TASK BRIEF:
What number of lines hold the word "discese"? State that number and nothing besides.

INPUT:

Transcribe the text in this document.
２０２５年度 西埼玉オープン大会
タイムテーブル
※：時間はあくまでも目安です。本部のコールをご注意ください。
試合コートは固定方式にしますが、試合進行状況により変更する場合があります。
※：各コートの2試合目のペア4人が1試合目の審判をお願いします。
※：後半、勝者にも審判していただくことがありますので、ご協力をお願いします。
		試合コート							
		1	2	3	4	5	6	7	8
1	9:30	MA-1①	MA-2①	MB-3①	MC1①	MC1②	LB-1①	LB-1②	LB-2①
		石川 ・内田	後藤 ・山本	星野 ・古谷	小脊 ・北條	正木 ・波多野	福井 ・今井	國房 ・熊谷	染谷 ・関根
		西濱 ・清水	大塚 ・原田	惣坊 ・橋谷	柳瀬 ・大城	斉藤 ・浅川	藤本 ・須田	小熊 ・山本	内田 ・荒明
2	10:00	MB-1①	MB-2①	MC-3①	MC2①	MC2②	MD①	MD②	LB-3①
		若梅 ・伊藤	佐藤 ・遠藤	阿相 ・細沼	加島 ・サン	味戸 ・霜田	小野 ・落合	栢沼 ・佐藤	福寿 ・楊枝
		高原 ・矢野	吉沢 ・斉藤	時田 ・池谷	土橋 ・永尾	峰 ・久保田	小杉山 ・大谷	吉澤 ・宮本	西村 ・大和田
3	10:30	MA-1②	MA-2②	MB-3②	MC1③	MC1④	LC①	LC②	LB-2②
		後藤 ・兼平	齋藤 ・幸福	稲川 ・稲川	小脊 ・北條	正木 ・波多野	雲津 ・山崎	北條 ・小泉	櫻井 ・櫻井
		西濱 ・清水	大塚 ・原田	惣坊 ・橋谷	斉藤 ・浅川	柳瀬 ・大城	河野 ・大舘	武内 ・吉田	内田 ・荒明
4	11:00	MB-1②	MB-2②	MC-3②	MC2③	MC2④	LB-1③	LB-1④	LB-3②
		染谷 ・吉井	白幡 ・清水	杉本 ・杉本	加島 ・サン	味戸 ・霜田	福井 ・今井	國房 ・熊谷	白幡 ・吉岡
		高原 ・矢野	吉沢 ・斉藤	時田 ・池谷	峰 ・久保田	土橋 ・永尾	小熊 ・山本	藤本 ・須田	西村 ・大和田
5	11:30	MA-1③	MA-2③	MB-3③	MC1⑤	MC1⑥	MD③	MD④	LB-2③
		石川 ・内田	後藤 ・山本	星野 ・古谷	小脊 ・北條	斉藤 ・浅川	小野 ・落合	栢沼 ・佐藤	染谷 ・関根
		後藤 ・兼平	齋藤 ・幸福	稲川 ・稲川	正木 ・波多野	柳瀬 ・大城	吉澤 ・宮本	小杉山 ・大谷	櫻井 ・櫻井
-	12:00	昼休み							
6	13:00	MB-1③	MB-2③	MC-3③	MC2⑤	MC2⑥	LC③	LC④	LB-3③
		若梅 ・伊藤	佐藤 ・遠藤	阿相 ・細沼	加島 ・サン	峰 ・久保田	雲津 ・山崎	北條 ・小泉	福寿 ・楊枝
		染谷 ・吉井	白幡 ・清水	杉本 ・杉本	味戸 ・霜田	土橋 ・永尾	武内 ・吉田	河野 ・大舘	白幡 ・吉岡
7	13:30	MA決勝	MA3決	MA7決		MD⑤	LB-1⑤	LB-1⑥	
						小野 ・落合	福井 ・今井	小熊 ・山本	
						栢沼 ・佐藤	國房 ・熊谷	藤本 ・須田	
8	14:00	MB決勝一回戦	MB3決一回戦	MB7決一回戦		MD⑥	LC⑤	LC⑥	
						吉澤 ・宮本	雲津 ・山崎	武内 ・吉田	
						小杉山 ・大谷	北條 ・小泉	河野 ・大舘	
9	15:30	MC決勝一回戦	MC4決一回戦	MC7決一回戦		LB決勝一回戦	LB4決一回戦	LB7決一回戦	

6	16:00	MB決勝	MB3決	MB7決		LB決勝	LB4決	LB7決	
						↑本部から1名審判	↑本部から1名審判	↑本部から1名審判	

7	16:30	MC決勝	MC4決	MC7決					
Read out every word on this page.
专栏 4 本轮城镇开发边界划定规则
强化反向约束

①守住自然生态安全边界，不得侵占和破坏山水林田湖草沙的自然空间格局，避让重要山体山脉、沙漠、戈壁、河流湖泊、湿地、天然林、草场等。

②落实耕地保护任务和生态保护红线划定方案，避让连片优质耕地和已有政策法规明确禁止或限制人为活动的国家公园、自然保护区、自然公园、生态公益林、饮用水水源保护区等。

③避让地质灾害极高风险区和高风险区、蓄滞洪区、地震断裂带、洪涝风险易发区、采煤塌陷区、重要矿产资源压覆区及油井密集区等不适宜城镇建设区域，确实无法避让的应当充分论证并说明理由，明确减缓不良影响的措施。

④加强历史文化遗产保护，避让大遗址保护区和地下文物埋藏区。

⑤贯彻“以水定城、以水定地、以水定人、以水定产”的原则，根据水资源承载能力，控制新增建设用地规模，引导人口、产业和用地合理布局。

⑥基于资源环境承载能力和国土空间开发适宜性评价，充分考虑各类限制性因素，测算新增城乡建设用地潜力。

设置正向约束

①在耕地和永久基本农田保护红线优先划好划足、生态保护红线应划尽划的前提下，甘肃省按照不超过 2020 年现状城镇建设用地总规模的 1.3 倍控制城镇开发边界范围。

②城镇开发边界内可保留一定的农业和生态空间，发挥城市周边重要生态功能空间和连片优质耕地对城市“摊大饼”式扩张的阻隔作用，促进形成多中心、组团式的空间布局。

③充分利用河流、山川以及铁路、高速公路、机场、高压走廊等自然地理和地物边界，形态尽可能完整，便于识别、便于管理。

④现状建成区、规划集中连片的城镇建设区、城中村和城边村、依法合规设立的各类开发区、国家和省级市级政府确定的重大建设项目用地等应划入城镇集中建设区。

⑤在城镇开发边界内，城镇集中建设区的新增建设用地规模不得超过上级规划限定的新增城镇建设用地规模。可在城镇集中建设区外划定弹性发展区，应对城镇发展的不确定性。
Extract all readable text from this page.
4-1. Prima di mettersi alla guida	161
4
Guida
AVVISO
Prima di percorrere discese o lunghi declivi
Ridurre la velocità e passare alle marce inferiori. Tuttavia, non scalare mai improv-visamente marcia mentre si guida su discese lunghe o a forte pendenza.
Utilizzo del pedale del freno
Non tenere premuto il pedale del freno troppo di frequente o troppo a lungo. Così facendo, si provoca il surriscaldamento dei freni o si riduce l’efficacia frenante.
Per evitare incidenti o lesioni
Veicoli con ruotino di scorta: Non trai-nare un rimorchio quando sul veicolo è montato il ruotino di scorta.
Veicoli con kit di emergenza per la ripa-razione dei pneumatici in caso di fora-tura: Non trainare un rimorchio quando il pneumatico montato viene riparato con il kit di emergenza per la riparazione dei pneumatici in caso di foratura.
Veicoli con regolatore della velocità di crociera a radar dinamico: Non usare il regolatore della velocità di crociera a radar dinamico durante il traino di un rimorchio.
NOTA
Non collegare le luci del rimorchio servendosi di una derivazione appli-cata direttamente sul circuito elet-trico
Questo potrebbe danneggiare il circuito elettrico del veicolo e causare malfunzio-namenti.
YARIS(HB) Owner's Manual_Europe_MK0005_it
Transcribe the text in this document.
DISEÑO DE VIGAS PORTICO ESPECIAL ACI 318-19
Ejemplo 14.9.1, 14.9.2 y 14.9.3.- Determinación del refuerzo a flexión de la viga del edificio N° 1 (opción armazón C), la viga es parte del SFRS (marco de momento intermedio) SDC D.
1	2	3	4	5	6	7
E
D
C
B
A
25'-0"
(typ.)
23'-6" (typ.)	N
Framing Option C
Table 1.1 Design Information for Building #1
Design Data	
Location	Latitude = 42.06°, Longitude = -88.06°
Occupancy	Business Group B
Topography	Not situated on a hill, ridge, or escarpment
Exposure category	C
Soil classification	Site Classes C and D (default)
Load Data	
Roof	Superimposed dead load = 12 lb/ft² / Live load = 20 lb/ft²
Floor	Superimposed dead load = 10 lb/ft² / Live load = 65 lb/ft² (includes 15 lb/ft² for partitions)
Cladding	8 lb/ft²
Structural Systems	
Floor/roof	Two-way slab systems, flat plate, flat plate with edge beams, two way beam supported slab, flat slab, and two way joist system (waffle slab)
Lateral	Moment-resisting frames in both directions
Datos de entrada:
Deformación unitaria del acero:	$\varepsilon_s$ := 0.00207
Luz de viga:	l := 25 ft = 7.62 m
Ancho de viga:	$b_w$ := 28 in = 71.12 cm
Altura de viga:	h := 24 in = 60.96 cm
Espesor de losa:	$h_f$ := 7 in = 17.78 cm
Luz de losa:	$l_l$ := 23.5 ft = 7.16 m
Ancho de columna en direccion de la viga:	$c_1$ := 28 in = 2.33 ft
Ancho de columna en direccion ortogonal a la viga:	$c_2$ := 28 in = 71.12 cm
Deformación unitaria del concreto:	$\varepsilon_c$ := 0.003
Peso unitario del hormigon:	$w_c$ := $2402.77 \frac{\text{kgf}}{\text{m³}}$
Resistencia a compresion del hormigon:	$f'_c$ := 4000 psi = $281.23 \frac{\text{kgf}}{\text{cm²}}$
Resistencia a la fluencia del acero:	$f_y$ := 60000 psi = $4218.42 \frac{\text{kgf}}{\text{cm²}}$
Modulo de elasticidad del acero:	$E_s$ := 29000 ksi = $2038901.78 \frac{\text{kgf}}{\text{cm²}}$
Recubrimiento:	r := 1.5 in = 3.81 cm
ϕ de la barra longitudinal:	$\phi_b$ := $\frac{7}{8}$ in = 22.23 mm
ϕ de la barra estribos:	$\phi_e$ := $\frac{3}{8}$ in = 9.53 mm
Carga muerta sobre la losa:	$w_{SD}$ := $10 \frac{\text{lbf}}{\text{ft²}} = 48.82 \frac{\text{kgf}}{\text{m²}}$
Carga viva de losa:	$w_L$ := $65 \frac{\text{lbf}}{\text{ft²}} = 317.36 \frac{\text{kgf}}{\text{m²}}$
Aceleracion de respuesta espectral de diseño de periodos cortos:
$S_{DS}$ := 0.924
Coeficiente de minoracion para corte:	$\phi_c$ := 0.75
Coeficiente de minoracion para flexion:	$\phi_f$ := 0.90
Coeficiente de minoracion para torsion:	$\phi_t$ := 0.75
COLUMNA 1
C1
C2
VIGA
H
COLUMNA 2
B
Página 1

SOLVED EXERCISE:
2